Records for this task:

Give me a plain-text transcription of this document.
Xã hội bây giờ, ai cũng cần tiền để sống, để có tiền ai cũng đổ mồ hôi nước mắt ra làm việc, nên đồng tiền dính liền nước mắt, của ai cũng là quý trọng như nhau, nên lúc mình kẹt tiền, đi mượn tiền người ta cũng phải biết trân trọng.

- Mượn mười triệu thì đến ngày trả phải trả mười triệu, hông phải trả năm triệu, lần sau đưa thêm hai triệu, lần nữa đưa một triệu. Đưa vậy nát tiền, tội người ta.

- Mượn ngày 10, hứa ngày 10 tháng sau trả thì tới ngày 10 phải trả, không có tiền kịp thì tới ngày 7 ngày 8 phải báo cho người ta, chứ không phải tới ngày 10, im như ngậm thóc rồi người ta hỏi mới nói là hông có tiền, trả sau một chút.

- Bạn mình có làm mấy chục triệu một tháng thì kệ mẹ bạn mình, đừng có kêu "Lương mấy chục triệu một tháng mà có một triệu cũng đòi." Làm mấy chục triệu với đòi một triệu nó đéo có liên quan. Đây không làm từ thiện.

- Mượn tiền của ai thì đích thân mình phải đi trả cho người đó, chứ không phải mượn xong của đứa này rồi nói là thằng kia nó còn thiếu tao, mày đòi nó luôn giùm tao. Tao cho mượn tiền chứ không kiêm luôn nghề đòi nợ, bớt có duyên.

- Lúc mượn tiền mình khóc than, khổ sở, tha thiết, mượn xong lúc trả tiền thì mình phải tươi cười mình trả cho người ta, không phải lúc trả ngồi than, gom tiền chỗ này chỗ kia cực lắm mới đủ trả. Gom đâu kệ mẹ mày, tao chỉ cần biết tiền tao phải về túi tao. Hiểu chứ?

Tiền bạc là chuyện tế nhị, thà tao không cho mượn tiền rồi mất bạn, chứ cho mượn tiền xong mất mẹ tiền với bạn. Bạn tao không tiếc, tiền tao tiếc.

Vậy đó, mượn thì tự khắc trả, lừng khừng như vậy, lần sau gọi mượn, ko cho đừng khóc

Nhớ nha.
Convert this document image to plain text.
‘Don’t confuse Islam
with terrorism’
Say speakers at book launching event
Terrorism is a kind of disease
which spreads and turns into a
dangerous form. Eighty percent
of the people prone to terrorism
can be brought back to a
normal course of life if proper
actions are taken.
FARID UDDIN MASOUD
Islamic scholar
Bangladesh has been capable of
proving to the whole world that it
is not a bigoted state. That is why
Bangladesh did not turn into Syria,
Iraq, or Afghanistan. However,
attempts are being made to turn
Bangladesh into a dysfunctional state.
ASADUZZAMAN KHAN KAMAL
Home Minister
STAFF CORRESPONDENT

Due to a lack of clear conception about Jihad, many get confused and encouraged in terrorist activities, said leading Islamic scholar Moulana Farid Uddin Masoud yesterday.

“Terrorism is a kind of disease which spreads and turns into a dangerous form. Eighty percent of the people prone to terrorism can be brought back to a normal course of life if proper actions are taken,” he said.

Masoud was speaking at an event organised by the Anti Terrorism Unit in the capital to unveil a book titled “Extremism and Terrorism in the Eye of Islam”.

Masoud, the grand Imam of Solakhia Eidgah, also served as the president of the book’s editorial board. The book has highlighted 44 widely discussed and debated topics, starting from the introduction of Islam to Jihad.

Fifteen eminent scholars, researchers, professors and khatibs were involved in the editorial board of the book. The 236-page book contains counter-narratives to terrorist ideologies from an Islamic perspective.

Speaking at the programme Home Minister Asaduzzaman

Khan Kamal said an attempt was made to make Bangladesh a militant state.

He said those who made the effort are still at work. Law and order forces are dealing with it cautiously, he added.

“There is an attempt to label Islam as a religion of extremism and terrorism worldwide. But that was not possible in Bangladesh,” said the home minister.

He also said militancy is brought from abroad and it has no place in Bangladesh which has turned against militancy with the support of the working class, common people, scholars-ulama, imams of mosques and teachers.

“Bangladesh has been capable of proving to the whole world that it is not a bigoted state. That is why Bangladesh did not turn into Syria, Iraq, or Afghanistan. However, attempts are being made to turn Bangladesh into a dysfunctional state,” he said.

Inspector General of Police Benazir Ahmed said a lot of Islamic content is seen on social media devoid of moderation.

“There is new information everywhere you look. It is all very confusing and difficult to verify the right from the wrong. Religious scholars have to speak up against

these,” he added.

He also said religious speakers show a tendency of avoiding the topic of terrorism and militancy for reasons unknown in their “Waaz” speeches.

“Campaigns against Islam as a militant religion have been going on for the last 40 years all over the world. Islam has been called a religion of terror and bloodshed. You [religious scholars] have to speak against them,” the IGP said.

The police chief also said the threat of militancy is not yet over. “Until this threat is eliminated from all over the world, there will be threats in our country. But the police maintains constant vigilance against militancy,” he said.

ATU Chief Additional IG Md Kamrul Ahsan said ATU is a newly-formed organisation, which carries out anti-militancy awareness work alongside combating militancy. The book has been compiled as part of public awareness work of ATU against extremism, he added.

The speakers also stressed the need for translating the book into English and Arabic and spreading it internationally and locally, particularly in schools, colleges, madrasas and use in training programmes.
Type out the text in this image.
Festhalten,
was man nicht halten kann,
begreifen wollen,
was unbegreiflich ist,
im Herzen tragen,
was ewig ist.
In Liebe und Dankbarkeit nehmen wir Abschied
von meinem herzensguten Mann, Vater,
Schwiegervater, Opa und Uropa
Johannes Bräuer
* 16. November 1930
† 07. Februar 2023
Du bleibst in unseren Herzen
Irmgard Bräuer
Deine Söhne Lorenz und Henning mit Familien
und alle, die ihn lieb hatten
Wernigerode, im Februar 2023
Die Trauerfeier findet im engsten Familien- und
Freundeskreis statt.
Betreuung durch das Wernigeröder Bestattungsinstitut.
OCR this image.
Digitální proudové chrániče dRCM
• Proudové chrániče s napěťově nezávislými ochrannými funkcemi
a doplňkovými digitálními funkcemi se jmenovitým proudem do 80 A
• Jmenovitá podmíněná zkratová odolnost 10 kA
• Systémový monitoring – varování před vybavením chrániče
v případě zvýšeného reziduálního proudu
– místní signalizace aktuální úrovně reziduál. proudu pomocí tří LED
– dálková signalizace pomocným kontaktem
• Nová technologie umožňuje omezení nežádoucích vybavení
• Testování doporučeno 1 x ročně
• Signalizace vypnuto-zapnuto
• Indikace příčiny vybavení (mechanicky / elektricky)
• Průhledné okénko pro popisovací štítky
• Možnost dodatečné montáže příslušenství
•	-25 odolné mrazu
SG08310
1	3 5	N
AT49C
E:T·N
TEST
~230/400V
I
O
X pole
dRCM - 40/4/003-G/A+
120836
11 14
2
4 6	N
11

Short problem:
Give the material above again, word for word.

Output of the exercise:
Give me a plain-text transcription of this document.
Xã hội bây giờ, ai cũng cần tiền để sống, để có tiền ai cũng đổ mồ hôi nước mắt ra làm việc, nên đồng tiền dính liền nước mắt, của ai cũng là quý trọng như nhau, nên lúc mình kẹt tiền, đi mượn tiền người ta cũng phải biết trân trọng.

- Mượn mười triệu thì đến ngày trả phải trả mười triệu, hông phải trả năm triệu, lần sau đưa thêm hai triệu, lần nữa đưa một triệu. Đưa vậy nát tiền, tội người ta.

- Mượn ngày 10, hứa ngày 10 tháng sau trả thì tới ngày 10 phải trả, không có tiền kịp thì tới ngày 7 ngày 8 phải báo cho người ta, chứ không phải tới ngày 10, im như ngậm thóc rồi người ta hỏi mới nói là hông có tiền, trả sau một chút.

- Bạn mình có làm mấy chục triệu một tháng thì kệ mẹ bạn mình, đừng có kêu "Lương mấy chục triệu một tháng mà có một triệu cũng đòi." Làm mấy chục triệu với đòi một triệu nó đéo có liên quan. Đây không làm từ thiện.

- Mượn tiền của ai thì đích thân mình phải đi trả cho người đó, chứ không phải mượn xong của đứa này rồi nói là thằng kia nó còn thiếu tao, mày đòi nó luôn giùm tao. Tao cho mượn tiền chứ không kiêm luôn nghề đòi nợ, bớt có duyên.

- Lúc mượn tiền mình khóc than, khổ sở, tha thiết, mượn xong lúc trả tiền thì mình phải tươi cười mình trả cho người ta, không phải lúc trả ngồi than, gom tiền chỗ này chỗ kia cực lắm mới đủ trả. Gom đâu kệ mẹ mày, tao chỉ cần biết tiền tao phải về túi tao. Hiểu chứ?

Tiền bạc là chuyện tế nhị, thà tao không cho mượn tiền rồi mất bạn, chứ cho mượn tiền xong mất mẹ tiền với bạn. Bạn tao không tiếc, tiền tao tiếc.

Vậy đó, mượn thì tự khắc trả, lừng khừng như vậy, lần sau gọi mượn, ko cho đừng khóc

Nhớ nha.
Convert this document image to plain text.
‘Don’t confuse Islam
with terrorism’
Say speakers at book launching event
Terrorism is a kind of disease
which spreads and turns into a
dangerous form. Eighty percent
of the people prone to terrorism
can be brought back to a
normal course of life if proper
actions are taken.
FARID UDDIN MASOUD
Islamic scholar
Bangladesh has been capable of
proving to the whole world that it
is not a bigoted state. That is why
Bangladesh did not turn into Syria,
Iraq, or Afghanistan. However,
attempts are being made to turn
Bangladesh into a dysfunctional state.
ASADUZZAMAN KHAN KAMAL
Home Minister
STAFF CORRESPONDENT

Due to a lack of clear conception about Jihad, many get confused and encouraged in terrorist activities, said leading Islamic scholar Moulana Farid Uddin Masoud yesterday.

“Terrorism is a kind of disease which spreads and turns into a dangerous form. Eighty percent of the people prone to terrorism can be brought back to a normal course of life if proper actions are taken,” he said.

Masoud was speaking at an event organised by the Anti Terrorism Unit in the capital to unveil a book titled “Extremism and Terrorism in the Eye of Islam”.

Masoud, the grand Imam of Solakhia Eidgah, also served as the president of the book’s editorial board. The book has highlighted 44 widely discussed and debated topics, starting from the introduction of Islam to Jihad.

Fifteen eminent scholars, researchers, professors and khatibs were involved in the editorial board of the book. The 236-page book contains counter-narratives to terrorist ideologies from an Islamic perspective.

Speaking at the programme Home Minister Asaduzzaman

Khan Kamal said an attempt was made to make Bangladesh a militant state.

He said those who made the effort are still at work. Law and order forces are dealing with it cautiously, he added.

“There is an attempt to label Islam as a religion of extremism and terrorism worldwide. But that was not possible in Bangladesh,” said the home minister.

He also said militancy is brought from abroad and it has no place in Bangladesh which has turned against militancy with the support of the working class, common people, scholars-ulama, imams of mosques and teachers.

“Bangladesh has been capable of proving to the whole world that it is not a bigoted state. That is why Bangladesh did not turn into Syria, Iraq, or Afghanistan. However, attempts are being made to turn Bangladesh into a dysfunctional state,” he said.

Inspector General of Police Benazir Ahmed said a lot of Islamic content is seen on social media devoid of moderation.

“There is new information everywhere you look. It is all very confusing and difficult to verify the right from the wrong. Religious scholars have to speak up against

these,” he added.

He also said religious speakers show a tendency of avoiding the topic of terrorism and militancy for reasons unknown in their “Waaz” speeches.

“Campaigns against Islam as a militant religion have been going on for the last 40 years all over the world. Islam has been called a religion of terror and bloodshed. You [religious scholars] have to speak against them,” the IGP said.

The police chief also said the threat of militancy is not yet over. “Until this threat is eliminated from all over the world, there will be threats in our country. But the police maintains constant vigilance against militancy,” he said.

ATU Chief Additional IG Md Kamrul Ahsan said ATU is a newly-formed organisation, which carries out anti-militancy awareness work alongside combating militancy. The book has been compiled as part of public awareness work of ATU against extremism, he added.

The speakers also stressed the need for translating the book into English and Arabic and spreading it internationally and locally, particularly in schools, colleges, madrasas and use in training programmes.
Type out the text in this image.
Festhalten,
was man nicht halten kann,
begreifen wollen,
was unbegreiflich ist,
im Herzen tragen,
was ewig ist.
In Liebe und Dankbarkeit nehmen wir Abschied
von meinem herzensguten Mann, Vater,
Schwiegervater, Opa und Uropa
Johannes Bräuer
* 16. November 1930
† 07. Februar 2023
Du bleibst in unseren Herzen
Irmgard Bräuer
Deine Söhne Lorenz und Henning mit Familien
und alle, die ihn lieb hatten
Wernigerode, im Februar 2023
Die Trauerfeier findet im engsten Familien- und
Freundeskreis statt.
Betreuung durch das Wernigeröder Bestattungsinstitut.
OCR this image.
Digitální proudové chrániče dRCM
• Proudové chrániče s napěťově nezávislými ochrannými funkcemi
a doplňkovými digitálními funkcemi se jmenovitým proudem do 80 A
• Jmenovitá podmíněná zkratová odolnost 10 kA
• Systémový monitoring – varování před vybavením chrániče
v případě zvýšeného reziduálního proudu
– místní signalizace aktuální úrovně reziduál. proudu pomocí tří LED
– dálková signalizace pomocným kontaktem
• Nová technologie umožňuje omezení nežádoucích vybavení
• Testování doporučeno 1 x ročně
• Signalizace vypnuto-zapnuto
• Indikace příčiny vybavení (mechanicky / elektricky)
• Průhledné okénko pro popisovací štítky
• Možnost dodatečné montáže příslušenství
•	-25 odolné mrazu
SG08310
1	3 5	N
AT49C
E:T·N
TEST
~230/400V
I
O
X pole
dRCM - 40/4/003-G/A+
120836
11 14
2
4 6	N
11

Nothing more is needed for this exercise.